_Set problem_
Look through the data for the string "COVID". Copy every line where it is found.

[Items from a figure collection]

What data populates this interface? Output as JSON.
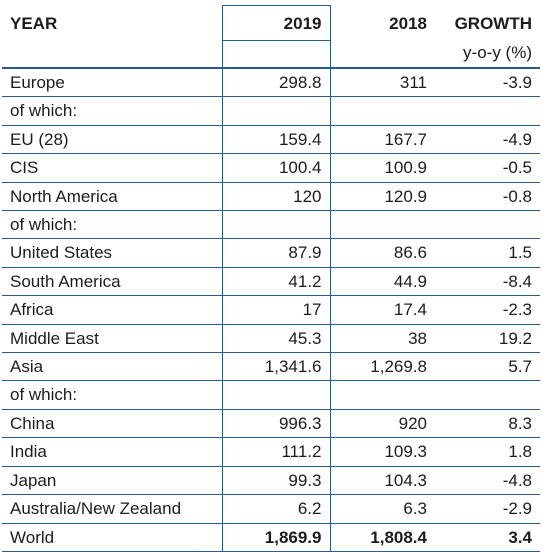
{
  "header": {
    "year_label": "YEAR",
    "col_2019": "2019",
    "col_2018": "2018",
    "col_growth": "GROWTH",
    "col_growth_sub": "y-o-y (%)"
  },
  "rows": [
    {
      "region": "Europe",
      "v2019": "298.8",
      "v2018": "311",
      "growth": "-3.9"
    },
    {
      "region": "of which:",
      "v2019": "",
      "v2018": "",
      "growth": ""
    },
    {
      "region": "EU (28)",
      "v2019": "159.4",
      "v2018": "167.7",
      "growth": "-4.9"
    },
    {
      "region": "CIS",
      "v2019": "100.4",
      "v2018": "100.9",
      "growth": "-0.5"
    },
    {
      "region": "North America",
      "v2019": "120",
      "v2018": "120.9",
      "growth": "-0.8"
    },
    {
      "region": "of which:",
      "v2019": "",
      "v2018": "",
      "growth": ""
    },
    {
      "region": "United States",
      "v2019": "87.9",
      "v2018": "86.6",
      "growth": "1.5"
    },
    {
      "region": "South America",
      "v2019": "41.2",
      "v2018": "44.9",
      "growth": "-8.4"
    },
    {
      "region": "Africa",
      "v2019": "17",
      "v2018": "17.4",
      "growth": "-2.3"
    },
    {
      "region": "Middle East",
      "v2019": "45.3",
      "v2018": "38",
      "growth": "19.2"
    },
    {
      "region": "Asia",
      "v2019": "1,341.6",
      "v2018": "1,269.8",
      "growth": "5.7"
    },
    {
      "region": "of which:",
      "v2019": "",
      "v2018": "",
      "growth": ""
    },
    {
      "region": "China",
      "v2019": "996.3",
      "v2018": "920",
      "growth": "8.3"
    },
    {
      "region": "India",
      "v2019": "111.2",
      "v2018": "109.3",
      "growth": "1.8"
    },
    {
      "region": "Japan",
      "v2019": "99.3",
      "v2018": "104.3",
      "growth": "-4.8"
    },
    {
      "region": "Australia/New Zealand",
      "v2019": "6.2",
      "v2018": "6.3",
      "growth": "-2.9"
    },
    {
      "region": "World",
      "v2019": "1,869.9",
      "v2018": "1,808.4",
      "growth": "3.4",
      "total": true
    }
  ],
  "colors": {
    "rule": "#2a5a8c",
    "text": "#1c1c1c"
  }
}
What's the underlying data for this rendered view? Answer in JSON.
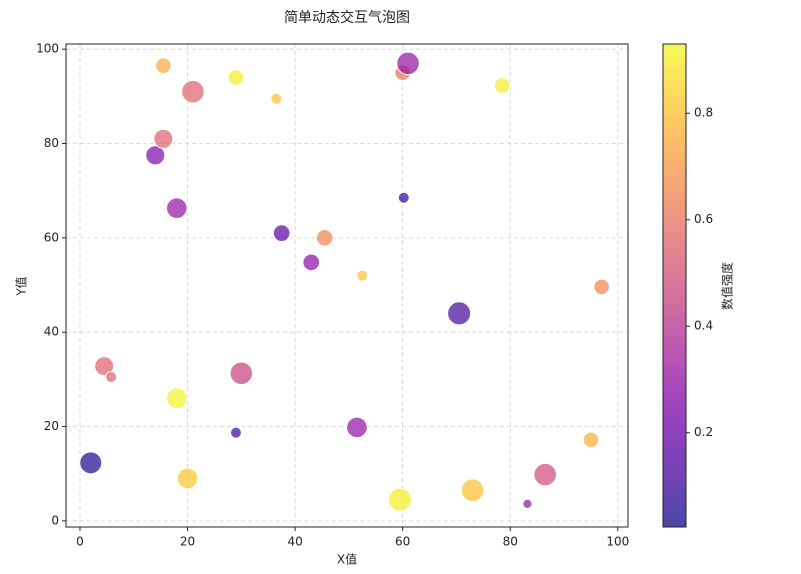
{
  "chart_data": {
    "type": "scatter",
    "title": "简单动态交互气泡图",
    "x_label": "X值",
    "y_label": "Y值",
    "x": [
      2,
      4.5,
      5.8,
      14,
      15.5,
      15.5,
      18,
      18,
      20,
      21,
      29,
      29,
      30,
      36.5,
      37.5,
      43,
      45.5,
      51.5,
      52.5,
      59.5,
      60,
      60.2,
      61,
      70.5,
      73,
      78.5,
      83.2,
      86.5,
      95,
      97
    ],
    "y": [
      12.3,
      32.8,
      30.5,
      77.5,
      96.5,
      81,
      66.3,
      26,
      9,
      91,
      94,
      18.7,
      31.3,
      89.5,
      61,
      54.8,
      60,
      19.8,
      52,
      4.5,
      95,
      68.5,
      97,
      44,
      6.5,
      92.3,
      3.6,
      9.8,
      17.2,
      49.6
    ],
    "sizes": [
      400,
      300,
      100,
      300,
      200,
      300,
      350,
      350,
      350,
      420,
      200,
      100,
      420,
      100,
      230,
      230,
      230,
      350,
      100,
      440,
      200,
      100,
      420,
      440,
      420,
      200,
      70,
      420,
      200,
      200
    ],
    "color_values": [
      0.05,
      0.55,
      0.55,
      0.25,
      0.75,
      0.55,
      0.3,
      0.92,
      0.82,
      0.55,
      0.9,
      0.1,
      0.45,
      0.8,
      0.15,
      0.28,
      0.65,
      0.3,
      0.8,
      0.9,
      0.6,
      0.08,
      0.3,
      0.12,
      0.8,
      0.9,
      0.3,
      0.48,
      0.75,
      0.65
    ],
    "colormap": "plasma",
    "xlim": [
      -2.6,
      101.9
    ],
    "xticks": [
      0,
      20,
      40,
      60,
      80,
      100
    ],
    "ylim": [
      -1.3,
      101.1
    ],
    "yticks": [
      0,
      20,
      40,
      60,
      80,
      100
    ],
    "grid": true,
    "colorbar": {
      "label": "数值强度",
      "lim": [
        0.023,
        0.93
      ],
      "ticks": [
        0.2,
        0.4,
        0.6,
        0.8
      ]
    }
  }
}
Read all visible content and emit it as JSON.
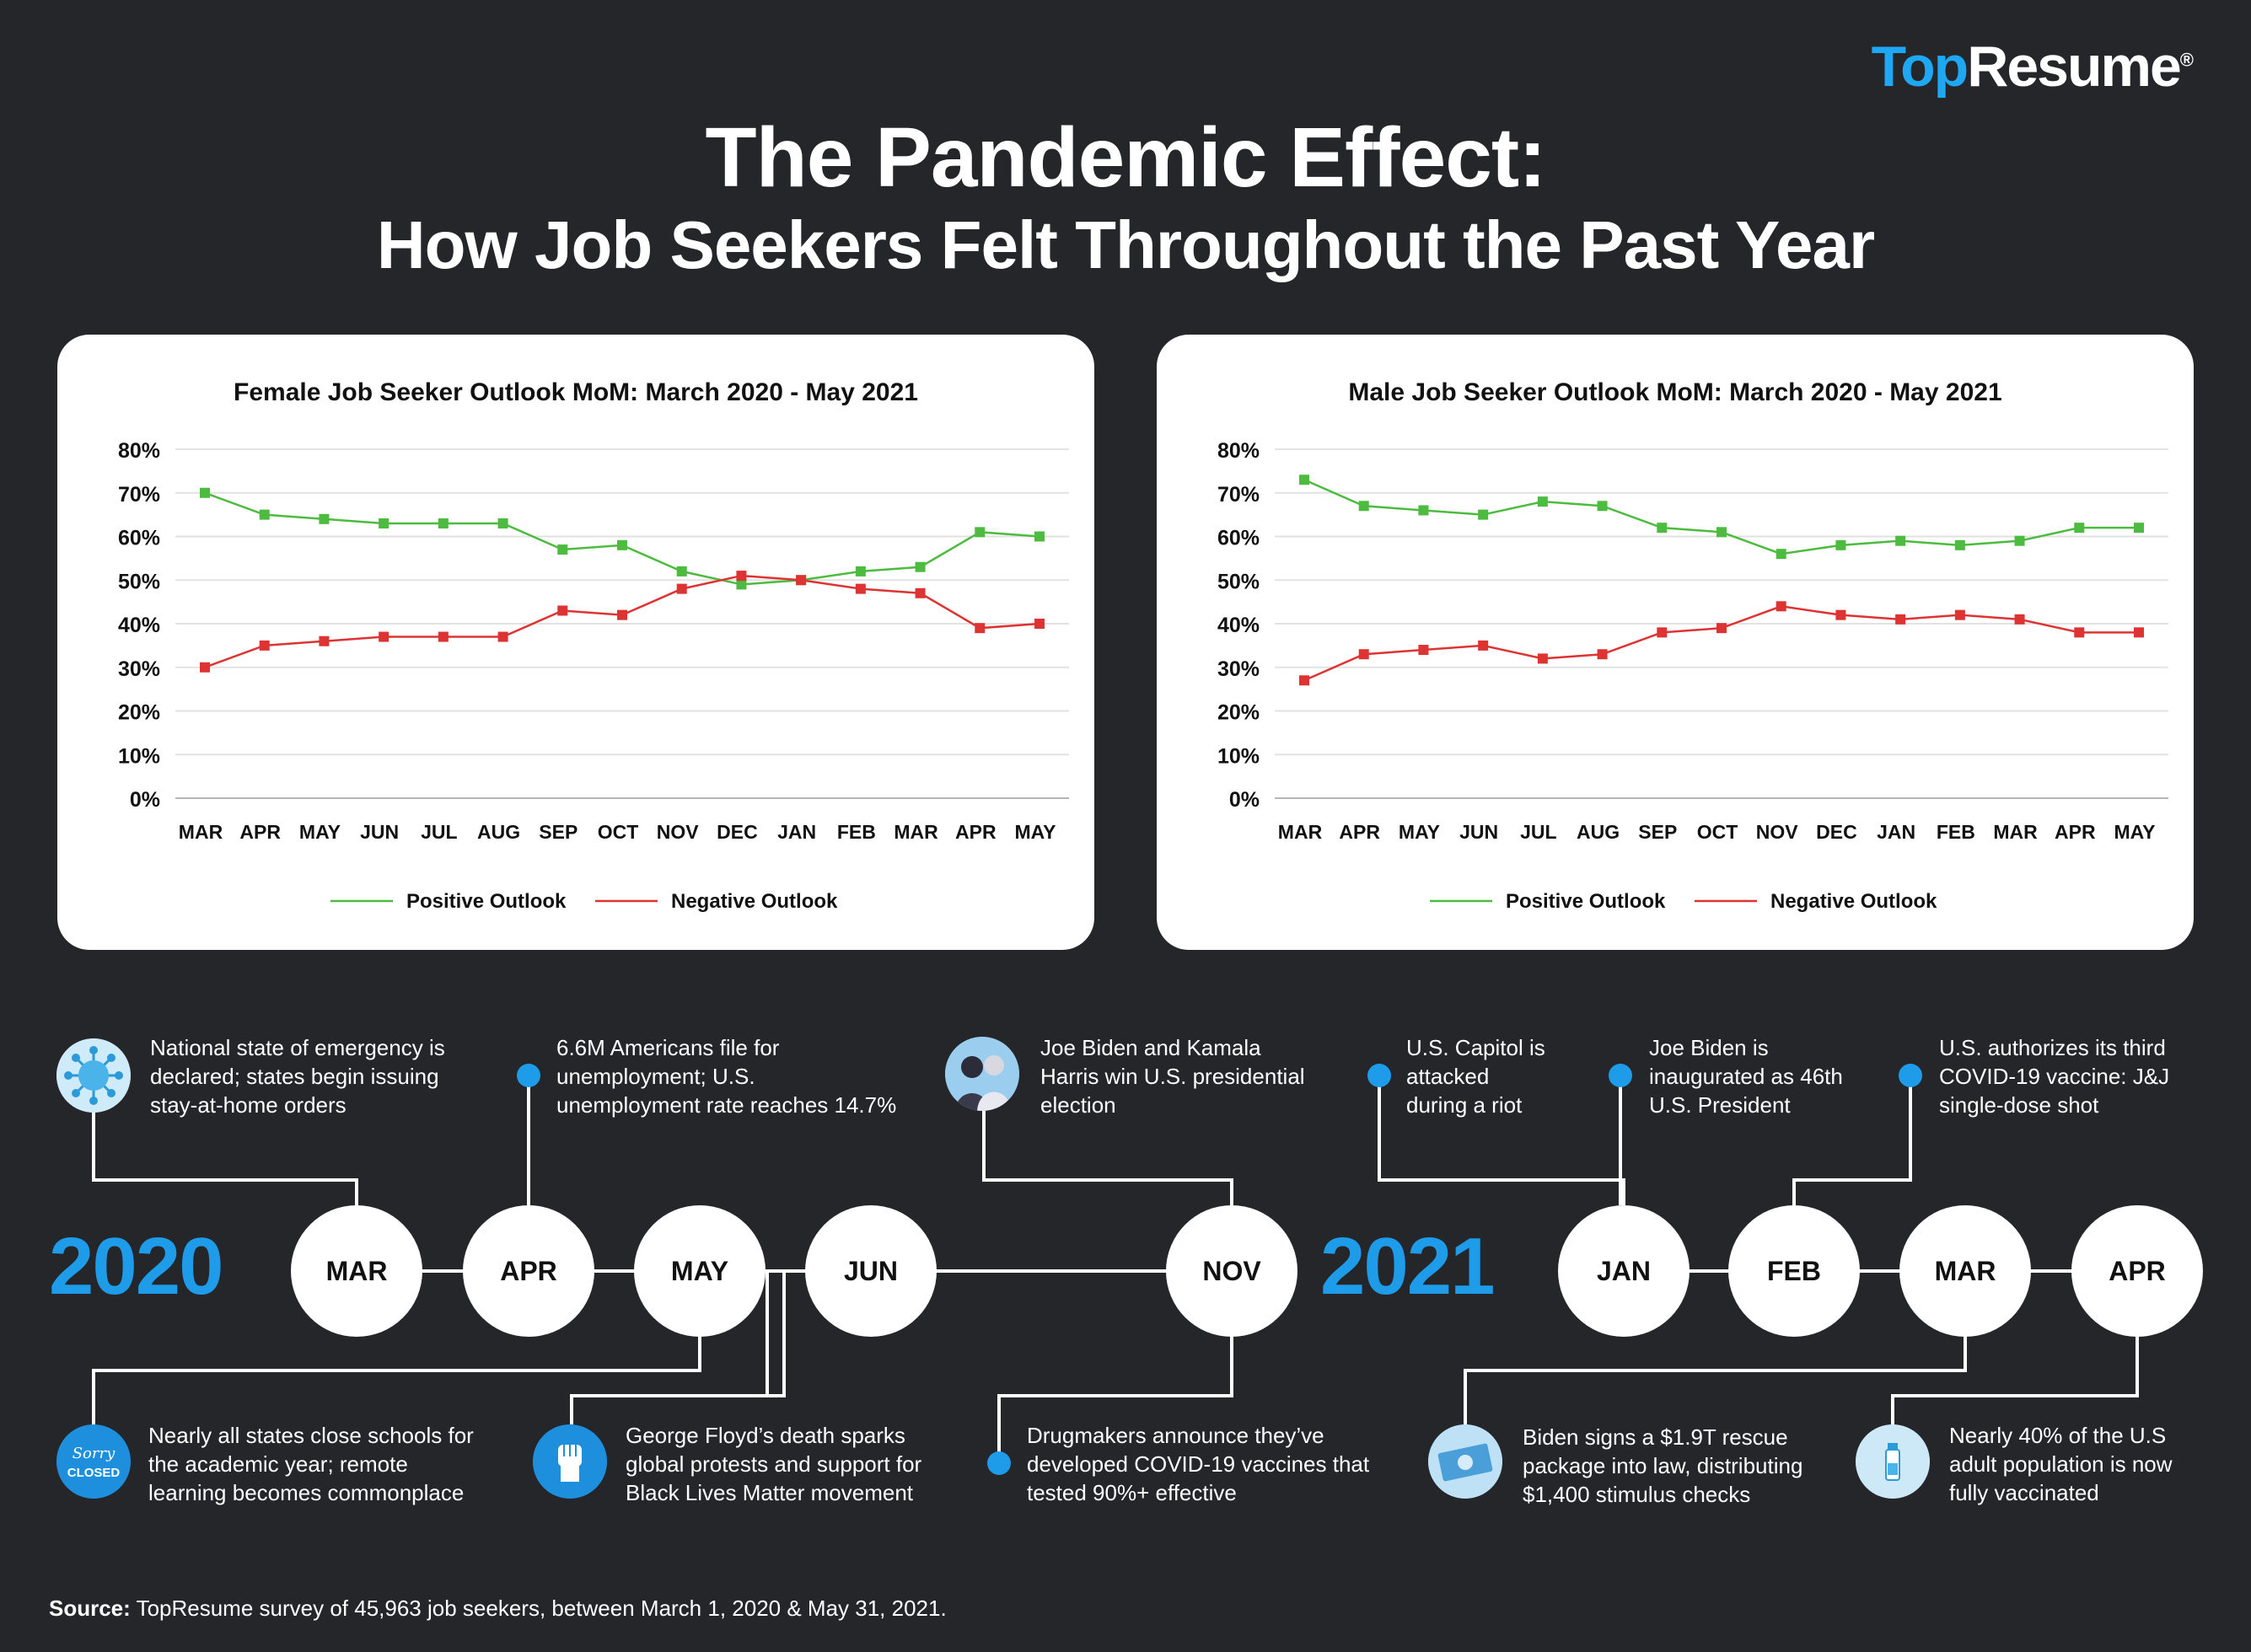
{
  "brand": {
    "top": "Top",
    "resume": "Resume",
    "reg": "®"
  },
  "title": {
    "line1": "The Pandemic Effect:",
    "line2": "How Job Seekers Felt Throughout the Past Year"
  },
  "colors": {
    "positive": "#4cbb3f",
    "negative": "#dd3333",
    "accent": "#1e9be9",
    "background": "#252629"
  },
  "chart_data": [
    {
      "type": "line",
      "title": "Female Job Seeker Outlook MoM: March 2020 - May 2021",
      "categories": [
        "MAR",
        "APR",
        "MAY",
        "JUN",
        "JUL",
        "AUG",
        "SEP",
        "OCT",
        "NOV",
        "DEC",
        "JAN",
        "FEB",
        "MAR",
        "APR",
        "MAY"
      ],
      "yticks": [
        "0%",
        "10%",
        "20%",
        "30%",
        "40%",
        "50%",
        "60%",
        "70%",
        "80%"
      ],
      "ylim": [
        0,
        80
      ],
      "series": [
        {
          "name": "Positive Outlook",
          "color": "#4cbb3f",
          "values": [
            70,
            65,
            64,
            63,
            63,
            63,
            57,
            58,
            52,
            49,
            50,
            52,
            53,
            61,
            60
          ]
        },
        {
          "name": "Negative Outlook",
          "color": "#dd3333",
          "values": [
            30,
            35,
            36,
            37,
            37,
            37,
            43,
            42,
            48,
            51,
            50,
            48,
            47,
            39,
            40
          ]
        }
      ]
    },
    {
      "type": "line",
      "title": "Male Job Seeker Outlook MoM: March 2020 - May 2021",
      "categories": [
        "MAR",
        "APR",
        "MAY",
        "JUN",
        "JUL",
        "AUG",
        "SEP",
        "OCT",
        "NOV",
        "DEC",
        "JAN",
        "FEB",
        "MAR",
        "APR",
        "MAY"
      ],
      "yticks": [
        "0%",
        "10%",
        "20%",
        "30%",
        "40%",
        "50%",
        "60%",
        "70%",
        "80%"
      ],
      "ylim": [
        0,
        80
      ],
      "series": [
        {
          "name": "Positive Outlook",
          "color": "#4cbb3f",
          "values": [
            73,
            67,
            66,
            65,
            68,
            67,
            62,
            61,
            56,
            58,
            59,
            58,
            59,
            62,
            62
          ]
        },
        {
          "name": "Negative Outlook",
          "color": "#dd3333",
          "values": [
            27,
            33,
            34,
            35,
            32,
            33,
            38,
            39,
            44,
            42,
            41,
            42,
            41,
            38,
            38
          ]
        }
      ]
    }
  ],
  "timeline": {
    "year2020": "2020",
    "year2021": "2021",
    "months": {
      "mar20": "MAR",
      "apr20": "APR",
      "may20": "MAY",
      "jun20": "JUN",
      "nov20": "NOV",
      "jan21": "JAN",
      "feb21": "FEB",
      "mar21": "MAR",
      "apr21": "APR"
    },
    "events": {
      "mar20": [
        "National state of emergency is",
        "declared; states begin issuing",
        "stay-at-home orders"
      ],
      "apr20": [
        "6.6M Americans file for",
        "unemployment; U.S.",
        "unemployment rate reaches 14.7%"
      ],
      "may20": [
        "Nearly all states close schools for",
        "the academic year; remote",
        "learning becomes commonplace"
      ],
      "jun20": [
        "George Floyd’s death sparks",
        "global protests and support for",
        "Black Lives Matter movement"
      ],
      "nov20a": [
        "Joe Biden and Kamala",
        "Harris win U.S. presidential",
        "election"
      ],
      "nov20b": [
        "Drugmakers announce they’ve",
        "developed COVID-19 vaccines that",
        "tested 90%+ effective"
      ],
      "jan21a": [
        "U.S. Capitol is",
        "attacked",
        "during a riot"
      ],
      "jan21b": [
        "Joe Biden is",
        "inaugurated as 46th",
        "U.S. President"
      ],
      "feb21": [
        "U.S. authorizes its third",
        "COVID-19 vaccine: J&J",
        "single-dose shot"
      ],
      "mar21": [
        "Biden signs a $1.9T rescue",
        "package into law, distributing",
        "$1,400 stimulus checks"
      ],
      "apr21": [
        "Nearly 40% of the U.S",
        "adult population is now",
        "fully vaccinated"
      ]
    },
    "icon_text": {
      "sorry": "Sorry",
      "closed": "CLOSED"
    }
  },
  "source": {
    "label": "Source:",
    "text": " TopResume survey of 45,963 job seekers, between March 1, 2020 & May 31, 2021."
  }
}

_Task solution_
        "developed COVID-19 vaccines that",
        "COVID-19 vaccine: J&J",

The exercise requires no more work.